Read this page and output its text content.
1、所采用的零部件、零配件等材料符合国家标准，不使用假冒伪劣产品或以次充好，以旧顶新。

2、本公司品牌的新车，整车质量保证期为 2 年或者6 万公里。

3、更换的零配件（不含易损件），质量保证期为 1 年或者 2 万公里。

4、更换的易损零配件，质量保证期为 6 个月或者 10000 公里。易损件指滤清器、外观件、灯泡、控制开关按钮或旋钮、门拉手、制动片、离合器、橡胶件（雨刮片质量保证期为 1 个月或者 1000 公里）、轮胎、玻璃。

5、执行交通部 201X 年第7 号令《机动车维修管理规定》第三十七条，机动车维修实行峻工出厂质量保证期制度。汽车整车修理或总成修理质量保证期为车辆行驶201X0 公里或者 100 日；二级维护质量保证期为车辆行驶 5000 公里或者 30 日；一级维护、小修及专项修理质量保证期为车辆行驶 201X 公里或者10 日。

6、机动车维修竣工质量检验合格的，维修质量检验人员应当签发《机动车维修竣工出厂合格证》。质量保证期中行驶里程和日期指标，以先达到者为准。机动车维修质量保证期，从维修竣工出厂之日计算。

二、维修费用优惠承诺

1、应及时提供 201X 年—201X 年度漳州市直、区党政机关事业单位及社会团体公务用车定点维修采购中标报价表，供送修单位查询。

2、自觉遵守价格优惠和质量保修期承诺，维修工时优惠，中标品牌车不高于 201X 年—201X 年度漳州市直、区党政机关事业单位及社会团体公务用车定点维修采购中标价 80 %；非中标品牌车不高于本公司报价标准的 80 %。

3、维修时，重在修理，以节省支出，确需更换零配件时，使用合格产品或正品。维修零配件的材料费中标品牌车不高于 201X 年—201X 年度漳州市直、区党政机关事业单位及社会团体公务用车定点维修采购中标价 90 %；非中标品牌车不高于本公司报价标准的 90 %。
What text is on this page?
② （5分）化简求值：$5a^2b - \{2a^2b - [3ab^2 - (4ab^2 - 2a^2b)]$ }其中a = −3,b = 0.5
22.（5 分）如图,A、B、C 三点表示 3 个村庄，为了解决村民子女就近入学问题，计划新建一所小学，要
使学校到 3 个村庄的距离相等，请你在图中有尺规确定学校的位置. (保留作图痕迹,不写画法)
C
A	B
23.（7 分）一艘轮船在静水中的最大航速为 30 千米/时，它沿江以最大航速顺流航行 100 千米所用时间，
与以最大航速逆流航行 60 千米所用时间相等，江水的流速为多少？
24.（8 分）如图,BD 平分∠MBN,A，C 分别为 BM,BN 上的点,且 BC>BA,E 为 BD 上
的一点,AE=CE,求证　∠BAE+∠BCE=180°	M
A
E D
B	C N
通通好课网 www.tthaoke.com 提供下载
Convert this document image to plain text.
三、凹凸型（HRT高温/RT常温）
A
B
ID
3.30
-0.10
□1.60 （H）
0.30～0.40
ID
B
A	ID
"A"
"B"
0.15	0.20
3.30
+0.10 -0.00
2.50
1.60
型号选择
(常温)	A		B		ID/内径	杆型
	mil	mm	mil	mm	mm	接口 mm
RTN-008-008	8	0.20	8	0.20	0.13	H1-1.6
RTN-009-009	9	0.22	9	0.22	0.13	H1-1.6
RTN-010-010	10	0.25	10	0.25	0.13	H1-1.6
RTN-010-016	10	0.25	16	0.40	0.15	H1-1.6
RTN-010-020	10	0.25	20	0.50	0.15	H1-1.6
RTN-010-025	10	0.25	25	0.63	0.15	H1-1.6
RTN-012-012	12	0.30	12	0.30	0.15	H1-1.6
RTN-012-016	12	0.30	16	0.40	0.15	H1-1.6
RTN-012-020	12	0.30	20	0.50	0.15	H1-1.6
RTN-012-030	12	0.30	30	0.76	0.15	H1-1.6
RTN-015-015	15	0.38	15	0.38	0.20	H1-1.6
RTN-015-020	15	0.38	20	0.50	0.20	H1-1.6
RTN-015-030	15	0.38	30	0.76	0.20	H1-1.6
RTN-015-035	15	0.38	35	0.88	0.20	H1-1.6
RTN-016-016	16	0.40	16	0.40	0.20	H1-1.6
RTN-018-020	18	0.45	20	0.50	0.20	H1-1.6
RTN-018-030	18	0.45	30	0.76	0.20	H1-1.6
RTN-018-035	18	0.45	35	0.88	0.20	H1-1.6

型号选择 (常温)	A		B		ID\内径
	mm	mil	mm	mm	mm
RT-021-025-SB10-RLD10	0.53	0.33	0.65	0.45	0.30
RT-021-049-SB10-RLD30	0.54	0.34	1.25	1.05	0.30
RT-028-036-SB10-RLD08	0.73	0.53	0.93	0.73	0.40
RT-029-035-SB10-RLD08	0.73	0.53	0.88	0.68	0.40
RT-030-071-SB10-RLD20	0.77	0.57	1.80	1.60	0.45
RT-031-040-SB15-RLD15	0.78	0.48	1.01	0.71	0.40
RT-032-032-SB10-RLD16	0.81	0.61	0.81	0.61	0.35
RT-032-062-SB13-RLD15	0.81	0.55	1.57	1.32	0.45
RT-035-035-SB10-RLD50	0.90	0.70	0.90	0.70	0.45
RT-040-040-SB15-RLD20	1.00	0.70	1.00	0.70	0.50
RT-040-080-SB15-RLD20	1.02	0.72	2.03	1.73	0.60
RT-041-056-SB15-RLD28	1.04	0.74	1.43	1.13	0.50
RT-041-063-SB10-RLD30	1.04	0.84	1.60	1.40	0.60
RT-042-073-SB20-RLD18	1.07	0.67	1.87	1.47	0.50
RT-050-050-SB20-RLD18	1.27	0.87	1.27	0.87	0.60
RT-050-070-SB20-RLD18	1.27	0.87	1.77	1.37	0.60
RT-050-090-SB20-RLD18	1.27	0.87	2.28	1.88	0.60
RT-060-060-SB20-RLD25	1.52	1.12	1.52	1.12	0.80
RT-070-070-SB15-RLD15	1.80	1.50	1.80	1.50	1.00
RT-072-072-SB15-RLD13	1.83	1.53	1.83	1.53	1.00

> _WHAT YOU HAVE TO DO_: Of the lines in this listing, report how many contain the string "年度漳州市直", and give the number only.

> _RESULT FOR THIS EXERCISE_: 3